Requirement — The exercise asks you to copy every line below in which "through" appears.

Data entries —

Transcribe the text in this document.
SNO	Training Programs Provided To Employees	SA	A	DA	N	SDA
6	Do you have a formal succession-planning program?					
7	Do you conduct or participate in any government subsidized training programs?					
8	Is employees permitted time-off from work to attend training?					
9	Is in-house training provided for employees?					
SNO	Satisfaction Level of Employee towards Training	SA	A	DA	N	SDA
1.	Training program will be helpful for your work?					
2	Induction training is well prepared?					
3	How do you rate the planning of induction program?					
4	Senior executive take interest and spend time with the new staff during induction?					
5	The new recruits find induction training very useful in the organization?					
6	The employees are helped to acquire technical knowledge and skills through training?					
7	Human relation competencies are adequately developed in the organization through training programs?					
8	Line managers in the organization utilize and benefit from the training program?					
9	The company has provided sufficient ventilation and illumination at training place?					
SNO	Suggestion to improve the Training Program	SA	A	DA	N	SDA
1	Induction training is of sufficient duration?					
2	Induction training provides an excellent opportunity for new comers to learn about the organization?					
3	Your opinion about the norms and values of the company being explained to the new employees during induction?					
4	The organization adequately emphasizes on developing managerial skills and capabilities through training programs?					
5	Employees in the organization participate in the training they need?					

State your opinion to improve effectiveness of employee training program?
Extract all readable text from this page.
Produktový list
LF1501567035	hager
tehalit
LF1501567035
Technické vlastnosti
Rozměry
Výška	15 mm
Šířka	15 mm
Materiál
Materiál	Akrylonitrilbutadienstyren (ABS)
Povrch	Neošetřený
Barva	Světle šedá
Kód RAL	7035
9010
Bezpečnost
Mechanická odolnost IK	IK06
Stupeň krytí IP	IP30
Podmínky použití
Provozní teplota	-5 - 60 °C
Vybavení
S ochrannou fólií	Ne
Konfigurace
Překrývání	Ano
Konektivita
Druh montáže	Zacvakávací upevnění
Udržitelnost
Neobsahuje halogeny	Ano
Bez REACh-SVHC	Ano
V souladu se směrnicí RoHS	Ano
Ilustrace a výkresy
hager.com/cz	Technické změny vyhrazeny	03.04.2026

Exercise response —
6	The employees are helped to acquire technical knowledge and skills through training?					
7	Human relation competencies are adequately developed in the organization through training programs?					
4	The organization adequately emphasizes on developing managerial skills and capabilities through training programs?					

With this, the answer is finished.